[Begin Input for this task]
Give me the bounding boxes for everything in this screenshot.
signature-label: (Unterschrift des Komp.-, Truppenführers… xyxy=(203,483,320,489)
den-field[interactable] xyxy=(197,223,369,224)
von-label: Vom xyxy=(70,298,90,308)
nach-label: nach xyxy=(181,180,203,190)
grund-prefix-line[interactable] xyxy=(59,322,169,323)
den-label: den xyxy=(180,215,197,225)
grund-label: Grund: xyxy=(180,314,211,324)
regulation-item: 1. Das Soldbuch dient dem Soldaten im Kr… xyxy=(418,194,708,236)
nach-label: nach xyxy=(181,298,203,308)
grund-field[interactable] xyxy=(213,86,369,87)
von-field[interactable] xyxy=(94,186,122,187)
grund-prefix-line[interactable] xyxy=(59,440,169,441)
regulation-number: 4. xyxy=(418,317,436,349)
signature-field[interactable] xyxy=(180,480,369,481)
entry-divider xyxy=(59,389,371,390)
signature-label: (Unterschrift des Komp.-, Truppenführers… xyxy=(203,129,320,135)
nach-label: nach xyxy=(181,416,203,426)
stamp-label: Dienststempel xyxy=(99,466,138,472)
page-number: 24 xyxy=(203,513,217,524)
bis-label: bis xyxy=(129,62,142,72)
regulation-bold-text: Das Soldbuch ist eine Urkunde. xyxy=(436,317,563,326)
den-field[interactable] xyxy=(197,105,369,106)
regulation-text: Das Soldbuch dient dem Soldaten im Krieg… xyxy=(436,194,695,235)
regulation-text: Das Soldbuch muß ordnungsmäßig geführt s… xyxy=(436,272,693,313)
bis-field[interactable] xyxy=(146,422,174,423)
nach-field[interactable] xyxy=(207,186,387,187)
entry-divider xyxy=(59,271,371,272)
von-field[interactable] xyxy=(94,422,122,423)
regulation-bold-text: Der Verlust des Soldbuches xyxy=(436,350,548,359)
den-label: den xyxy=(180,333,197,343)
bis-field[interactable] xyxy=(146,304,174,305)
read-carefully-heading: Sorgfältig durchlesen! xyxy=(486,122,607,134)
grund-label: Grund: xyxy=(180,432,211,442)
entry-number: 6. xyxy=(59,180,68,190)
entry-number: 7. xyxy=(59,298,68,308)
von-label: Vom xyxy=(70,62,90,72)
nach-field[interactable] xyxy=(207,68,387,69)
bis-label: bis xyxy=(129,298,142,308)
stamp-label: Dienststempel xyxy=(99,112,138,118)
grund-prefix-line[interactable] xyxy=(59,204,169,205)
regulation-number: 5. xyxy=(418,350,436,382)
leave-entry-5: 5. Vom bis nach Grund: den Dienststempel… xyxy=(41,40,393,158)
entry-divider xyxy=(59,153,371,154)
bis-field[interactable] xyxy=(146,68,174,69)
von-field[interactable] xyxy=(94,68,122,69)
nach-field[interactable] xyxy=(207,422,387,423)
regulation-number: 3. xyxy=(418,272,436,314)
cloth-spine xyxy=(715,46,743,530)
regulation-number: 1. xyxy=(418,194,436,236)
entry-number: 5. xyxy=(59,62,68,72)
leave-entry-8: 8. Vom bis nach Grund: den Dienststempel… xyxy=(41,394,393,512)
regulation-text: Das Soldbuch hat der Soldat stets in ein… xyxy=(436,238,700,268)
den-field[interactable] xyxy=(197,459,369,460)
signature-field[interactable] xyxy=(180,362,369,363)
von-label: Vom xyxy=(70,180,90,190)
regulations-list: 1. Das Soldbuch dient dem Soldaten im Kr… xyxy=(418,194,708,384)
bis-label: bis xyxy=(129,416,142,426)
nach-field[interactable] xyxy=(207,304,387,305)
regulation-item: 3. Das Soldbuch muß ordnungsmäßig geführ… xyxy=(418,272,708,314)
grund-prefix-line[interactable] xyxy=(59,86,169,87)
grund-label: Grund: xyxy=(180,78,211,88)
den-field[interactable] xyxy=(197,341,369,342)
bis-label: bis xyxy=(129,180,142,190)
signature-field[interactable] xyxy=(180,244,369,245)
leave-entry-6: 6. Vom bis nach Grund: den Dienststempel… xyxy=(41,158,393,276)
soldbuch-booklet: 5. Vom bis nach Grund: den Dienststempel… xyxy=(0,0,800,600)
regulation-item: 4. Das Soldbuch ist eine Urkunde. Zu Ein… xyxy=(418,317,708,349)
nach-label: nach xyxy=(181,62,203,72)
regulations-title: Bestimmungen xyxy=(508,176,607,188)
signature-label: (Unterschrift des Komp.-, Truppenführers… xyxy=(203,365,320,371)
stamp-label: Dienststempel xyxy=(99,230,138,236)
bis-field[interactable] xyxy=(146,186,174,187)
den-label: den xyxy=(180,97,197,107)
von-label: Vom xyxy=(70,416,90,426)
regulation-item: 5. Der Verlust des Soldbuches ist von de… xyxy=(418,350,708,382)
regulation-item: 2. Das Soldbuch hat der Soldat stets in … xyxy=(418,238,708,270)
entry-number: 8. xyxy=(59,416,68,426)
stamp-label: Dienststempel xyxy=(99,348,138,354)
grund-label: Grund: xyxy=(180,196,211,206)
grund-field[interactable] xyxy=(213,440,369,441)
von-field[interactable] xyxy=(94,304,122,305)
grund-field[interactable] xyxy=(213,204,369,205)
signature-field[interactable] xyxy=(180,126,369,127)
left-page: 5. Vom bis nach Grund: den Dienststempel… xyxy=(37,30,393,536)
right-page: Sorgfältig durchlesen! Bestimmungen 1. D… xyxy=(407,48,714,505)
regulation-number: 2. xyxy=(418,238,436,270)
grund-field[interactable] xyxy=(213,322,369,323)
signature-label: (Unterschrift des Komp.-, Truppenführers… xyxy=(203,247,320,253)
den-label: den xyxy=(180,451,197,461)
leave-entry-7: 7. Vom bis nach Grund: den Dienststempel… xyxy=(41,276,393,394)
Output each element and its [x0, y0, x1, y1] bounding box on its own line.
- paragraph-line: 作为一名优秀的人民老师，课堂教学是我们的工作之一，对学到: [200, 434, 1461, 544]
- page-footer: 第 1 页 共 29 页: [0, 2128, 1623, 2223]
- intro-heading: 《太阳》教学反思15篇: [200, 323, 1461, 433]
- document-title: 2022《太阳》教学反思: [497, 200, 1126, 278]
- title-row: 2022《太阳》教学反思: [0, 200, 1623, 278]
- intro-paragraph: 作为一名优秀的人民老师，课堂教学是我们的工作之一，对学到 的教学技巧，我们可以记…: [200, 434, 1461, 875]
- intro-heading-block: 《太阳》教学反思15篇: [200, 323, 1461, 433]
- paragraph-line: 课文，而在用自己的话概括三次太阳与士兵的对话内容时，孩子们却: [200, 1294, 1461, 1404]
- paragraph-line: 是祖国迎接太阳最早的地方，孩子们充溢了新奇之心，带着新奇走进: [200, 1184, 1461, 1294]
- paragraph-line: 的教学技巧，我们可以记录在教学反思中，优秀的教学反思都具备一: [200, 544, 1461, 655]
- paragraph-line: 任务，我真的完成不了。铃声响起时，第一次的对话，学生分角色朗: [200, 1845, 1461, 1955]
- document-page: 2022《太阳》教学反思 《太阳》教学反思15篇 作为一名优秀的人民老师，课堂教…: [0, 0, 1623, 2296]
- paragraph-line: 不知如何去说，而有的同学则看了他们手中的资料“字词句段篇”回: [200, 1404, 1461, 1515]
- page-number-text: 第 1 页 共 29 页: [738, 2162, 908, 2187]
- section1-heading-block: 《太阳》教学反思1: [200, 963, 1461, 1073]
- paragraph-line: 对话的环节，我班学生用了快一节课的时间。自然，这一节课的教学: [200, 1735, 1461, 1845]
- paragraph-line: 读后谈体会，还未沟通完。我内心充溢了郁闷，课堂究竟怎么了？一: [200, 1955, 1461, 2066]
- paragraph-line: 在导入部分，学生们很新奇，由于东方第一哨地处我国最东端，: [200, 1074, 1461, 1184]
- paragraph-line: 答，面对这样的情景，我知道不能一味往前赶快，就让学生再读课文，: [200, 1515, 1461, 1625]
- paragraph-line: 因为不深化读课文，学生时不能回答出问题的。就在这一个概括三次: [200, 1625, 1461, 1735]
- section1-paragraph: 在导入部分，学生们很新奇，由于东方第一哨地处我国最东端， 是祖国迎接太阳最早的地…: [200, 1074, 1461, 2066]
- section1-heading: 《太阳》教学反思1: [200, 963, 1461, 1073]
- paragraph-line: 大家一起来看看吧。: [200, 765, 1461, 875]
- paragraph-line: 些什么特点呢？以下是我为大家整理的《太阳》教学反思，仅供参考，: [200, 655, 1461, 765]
[End Input for this task]
## Short task
In the items, starting with the first line and going on through the line that contains "von-field[interactable] xyxy=(94,422,122,423)", change every "entry-divider" to "section-divider". Leave everything else unchanged, and write out only those lines.

## Response
Give me the bounding boxes for everything in this screenshot.
signature-label: (Unterschrift des Komp.-, Truppenführers… xyxy=(203,483,320,489)
den-field[interactable] xyxy=(197,223,369,224)
von-label: Vom xyxy=(70,298,90,308)
nach-label: nach xyxy=(181,180,203,190)
grund-prefix-line[interactable] xyxy=(59,322,169,323)
den-label: den xyxy=(180,215,197,225)
grund-label: Grund: xyxy=(180,314,211,324)
regulation-item: 1. Das Soldbuch dient dem Soldaten im Kr… xyxy=(418,194,708,236)
nach-label: nach xyxy=(181,298,203,308)
grund-field[interactable] xyxy=(213,86,369,87)
von-field[interactable] xyxy=(94,186,122,187)
grund-prefix-line[interactable] xyxy=(59,440,169,441)
regulation-number: 4. xyxy=(418,317,436,349)
signature-field[interactable] xyxy=(180,480,369,481)
section-divider xyxy=(59,389,371,390)
signature-label: (Unterschrift des Komp.-, Truppenführers… xyxy=(203,129,320,135)
nach-label: nach xyxy=(181,416,203,426)
stamp-label: Dienststempel xyxy=(99,466,138,472)
page-number: 24 xyxy=(203,513,217,524)
bis-label: bis xyxy=(129,62,142,72)
regulation-bold-text: Das Soldbuch ist eine Urkunde. xyxy=(436,317,563,326)
den-field[interactable] xyxy=(197,105,369,106)
regulation-text: Das Soldbuch dient dem Soldaten im Krieg… xyxy=(436,194,695,235)
regulation-text: Das Soldbuch muß ordnungsmäßig geführt s… xyxy=(436,272,693,313)
bis-field[interactable] xyxy=(146,422,174,423)
nach-field[interactable] xyxy=(207,186,387,187)
section-divider xyxy=(59,271,371,272)
von-field[interactable] xyxy=(94,422,122,423)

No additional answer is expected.